(Saved entries)
━━━

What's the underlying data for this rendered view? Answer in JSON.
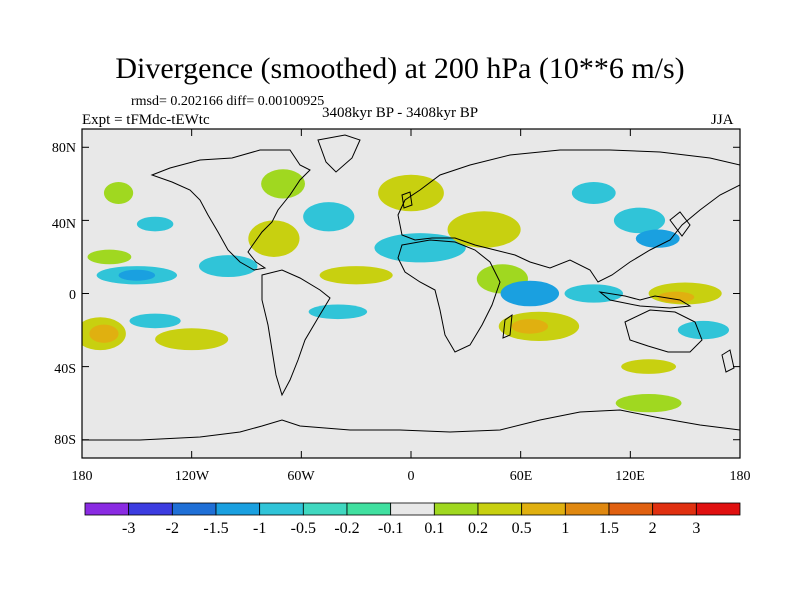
{
  "title": "Divergence (smoothed) at 200 hPa (10**6 m/s)",
  "stats": "rmsd= 0.202166 diff= 0.00100925",
  "experiment": "Expt = tFMdc-tEWtc",
  "period": "3408kyr BP - 3408kyr BP",
  "season": "JJA",
  "lat_ticks": [
    "80N",
    "40N",
    "0",
    "40S",
    "80S"
  ],
  "lon_ticks": [
    "180",
    "120W",
    "60W",
    "0",
    "60E",
    "120E",
    "180"
  ],
  "colorbar": {
    "colors": [
      "#8a2be2",
      "#3c3ce0",
      "#1f6fd6",
      "#1aa0e0",
      "#30c4d8",
      "#40d8c0",
      "#40e0a0",
      "#e8e8e8",
      "#a0d820",
      "#c8d010",
      "#e0b010",
      "#e08810",
      "#e06010",
      "#e03010",
      "#e01010"
    ],
    "labels": [
      "-3",
      "-2",
      "-1.5",
      "-1",
      "-0.5",
      "-0.2",
      "-0.1",
      "0.1",
      "0.2",
      "0.5",
      "1",
      "1.5",
      "2",
      "3"
    ]
  },
  "fields": [
    {
      "lon": -170,
      "lat": -22,
      "rx": 14,
      "ry": 9,
      "color": "#c8d010"
    },
    {
      "lon": -168,
      "lat": -22,
      "rx": 8,
      "ry": 5,
      "color": "#e0b010"
    },
    {
      "lon": -150,
      "lat": 10,
      "rx": 22,
      "ry": 5,
      "color": "#30c4d8"
    },
    {
      "lon": -150,
      "lat": 10,
      "rx": 10,
      "ry": 3,
      "color": "#1aa0e0"
    },
    {
      "lon": -140,
      "lat": -15,
      "rx": 14,
      "ry": 4,
      "color": "#30c4d8"
    },
    {
      "lon": -165,
      "lat": 20,
      "rx": 12,
      "ry": 4,
      "color": "#a0d820"
    },
    {
      "lon": -120,
      "lat": -25,
      "rx": 20,
      "ry": 6,
      "color": "#c8d010"
    },
    {
      "lon": -100,
      "lat": 15,
      "rx": 16,
      "ry": 6,
      "color": "#30c4d8"
    },
    {
      "lon": -75,
      "lat": 30,
      "rx": 14,
      "ry": 10,
      "color": "#c8d010"
    },
    {
      "lon": -70,
      "lat": 60,
      "rx": 12,
      "ry": 8,
      "color": "#a0d820"
    },
    {
      "lon": -45,
      "lat": 42,
      "rx": 14,
      "ry": 8,
      "color": "#30c4d8"
    },
    {
      "lon": -30,
      "lat": 10,
      "rx": 20,
      "ry": 5,
      "color": "#c8d010"
    },
    {
      "lon": -40,
      "lat": -10,
      "rx": 16,
      "ry": 4,
      "color": "#30c4d8"
    },
    {
      "lon": -140,
      "lat": 38,
      "rx": 10,
      "ry": 4,
      "color": "#30c4d8"
    },
    {
      "lon": 0,
      "lat": 55,
      "rx": 18,
      "ry": 10,
      "color": "#c8d010"
    },
    {
      "lon": 5,
      "lat": 25,
      "rx": 25,
      "ry": 8,
      "color": "#30c4d8"
    },
    {
      "lon": 40,
      "lat": 35,
      "rx": 20,
      "ry": 10,
      "color": "#c8d010"
    },
    {
      "lon": 50,
      "lat": 8,
      "rx": 14,
      "ry": 8,
      "color": "#a0d820"
    },
    {
      "lon": 65,
      "lat": 0,
      "rx": 16,
      "ry": 7,
      "color": "#1aa0e0"
    },
    {
      "lon": 70,
      "lat": -18,
      "rx": 22,
      "ry": 8,
      "color": "#c8d010"
    },
    {
      "lon": 65,
      "lat": -18,
      "rx": 10,
      "ry": 4,
      "color": "#e0b010"
    },
    {
      "lon": 100,
      "lat": 0,
      "rx": 16,
      "ry": 5,
      "color": "#30c4d8"
    },
    {
      "lon": 125,
      "lat": 40,
      "rx": 14,
      "ry": 7,
      "color": "#30c4d8"
    },
    {
      "lon": 135,
      "lat": 30,
      "rx": 12,
      "ry": 5,
      "color": "#1aa0e0"
    },
    {
      "lon": 150,
      "lat": 0,
      "rx": 20,
      "ry": 6,
      "color": "#c8d010"
    },
    {
      "lon": 145,
      "lat": -2,
      "rx": 10,
      "ry": 3,
      "color": "#e0b010"
    },
    {
      "lon": 160,
      "lat": -20,
      "rx": 14,
      "ry": 5,
      "color": "#30c4d8"
    },
    {
      "lon": 130,
      "lat": -60,
      "rx": 18,
      "ry": 5,
      "color": "#a0d820"
    },
    {
      "lon": -160,
      "lat": 55,
      "rx": 8,
      "ry": 6,
      "color": "#a0d820"
    },
    {
      "lon": 100,
      "lat": 55,
      "rx": 12,
      "ry": 6,
      "color": "#30c4d8"
    },
    {
      "lon": 130,
      "lat": -40,
      "rx": 15,
      "ry": 4,
      "color": "#c8d010"
    }
  ]
}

━━━

**Instructions to follow**
Leave out the pictures and retype every line above exactly.

**Task response**
What's the underlying data for this rendered view? Answer in JSON.
{
  "title": "Divergence (smoothed) at 200 hPa (10**6 m/s)",
  "stats": "rmsd= 0.202166 diff= 0.00100925",
  "experiment": "Expt = tFMdc-tEWtc",
  "period": "3408kyr BP - 3408kyr BP",
  "season": "JJA",
  "lat_ticks": [
    "80N",
    "40N",
    "0",
    "40S",
    "80S"
  ],
  "lon_ticks": [
    "180",
    "120W",
    "60W",
    "0",
    "60E",
    "120E",
    "180"
  ],
  "colorbar": {
    "colors": [
      "#8a2be2",
      "#3c3ce0",
      "#1f6fd6",
      "#1aa0e0",
      "#30c4d8",
      "#40d8c0",
      "#40e0a0",
      "#e8e8e8",
      "#a0d820",
      "#c8d010",
      "#e0b010",
      "#e08810",
      "#e06010",
      "#e03010",
      "#e01010"
    ],
    "labels": [
      "-3",
      "-2",
      "-1.5",
      "-1",
      "-0.5",
      "-0.2",
      "-0.1",
      "0.1",
      "0.2",
      "0.5",
      "1",
      "1.5",
      "2",
      "3"
    ]
  },
  "fields": [
    {
      "lon": -170,
      "lat": -22,
      "rx": 14,
      "ry": 9,
      "color": "#c8d010"
    },
    {
      "lon": -168,
      "lat": -22,
      "rx": 8,
      "ry": 5,
      "color": "#e0b010"
    },
    {
      "lon": -150,
      "lat": 10,
      "rx": 22,
      "ry": 5,
      "color": "#30c4d8"
    },
    {
      "lon": -150,
      "lat": 10,
      "rx": 10,
      "ry": 3,
      "color": "#1aa0e0"
    },
    {
      "lon": -140,
      "lat": -15,
      "rx": 14,
      "ry": 4,
      "color": "#30c4d8"
    },
    {
      "lon": -165,
      "lat": 20,
      "rx": 12,
      "ry": 4,
      "color": "#a0d820"
    },
    {
      "lon": -120,
      "lat": -25,
      "rx": 20,
      "ry": 6,
      "color": "#c8d010"
    },
    {
      "lon": -100,
      "lat": 15,
      "rx": 16,
      "ry": 6,
      "color": "#30c4d8"
    },
    {
      "lon": -75,
      "lat": 30,
      "rx": 14,
      "ry": 10,
      "color": "#c8d010"
    },
    {
      "lon": -70,
      "lat": 60,
      "rx": 12,
      "ry": 8,
      "color": "#a0d820"
    },
    {
      "lon": -45,
      "lat": 42,
      "rx": 14,
      "ry": 8,
      "color": "#30c4d8"
    },
    {
      "lon": -30,
      "lat": 10,
      "rx": 20,
      "ry": 5,
      "color": "#c8d010"
    },
    {
      "lon": -40,
      "lat": -10,
      "rx": 16,
      "ry": 4,
      "color": "#30c4d8"
    },
    {
      "lon": -140,
      "lat": 38,
      "rx": 10,
      "ry": 4,
      "color": "#30c4d8"
    },
    {
      "lon": 0,
      "lat": 55,
      "rx": 18,
      "ry": 10,
      "color": "#c8d010"
    },
    {
      "lon": 5,
      "lat": 25,
      "rx": 25,
      "ry": 8,
      "color": "#30c4d8"
    },
    {
      "lon": 40,
      "lat": 35,
      "rx": 20,
      "ry": 10,
      "color": "#c8d010"
    },
    {
      "lon": 50,
      "lat": 8,
      "rx": 14,
      "ry": 8,
      "color": "#a0d820"
    },
    {
      "lon": 65,
      "lat": 0,
      "rx": 16,
      "ry": 7,
      "color": "#1aa0e0"
    },
    {
      "lon": 70,
      "lat": -18,
      "rx": 22,
      "ry": 8,
      "color": "#c8d010"
    },
    {
      "lon": 65,
      "lat": -18,
      "rx": 10,
      "ry": 4,
      "color": "#e0b010"
    },
    {
      "lon": 100,
      "lat": 0,
      "rx": 16,
      "ry": 5,
      "color": "#30c4d8"
    },
    {
      "lon": 125,
      "lat": 40,
      "rx": 14,
      "ry": 7,
      "color": "#30c4d8"
    },
    {
      "lon": 135,
      "lat": 30,
      "rx": 12,
      "ry": 5,
      "color": "#1aa0e0"
    },
    {
      "lon": 150,
      "lat": 0,
      "rx": 20,
      "ry": 6,
      "color": "#c8d010"
    },
    {
      "lon": 145,
      "lat": -2,
      "rx": 10,
      "ry": 3,
      "color": "#e0b010"
    },
    {
      "lon": 160,
      "lat": -20,
      "rx": 14,
      "ry": 5,
      "color": "#30c4d8"
    },
    {
      "lon": 130,
      "lat": -60,
      "rx": 18,
      "ry": 5,
      "color": "#a0d820"
    },
    {
      "lon": -160,
      "lat": 55,
      "rx": 8,
      "ry": 6,
      "color": "#a0d820"
    },
    {
      "lon": 100,
      "lat": 55,
      "rx": 12,
      "ry": 6,
      "color": "#30c4d8"
    },
    {
      "lon": 130,
      "lat": -40,
      "rx": 15,
      "ry": 4,
      "color": "#c8d010"
    }
  ]
}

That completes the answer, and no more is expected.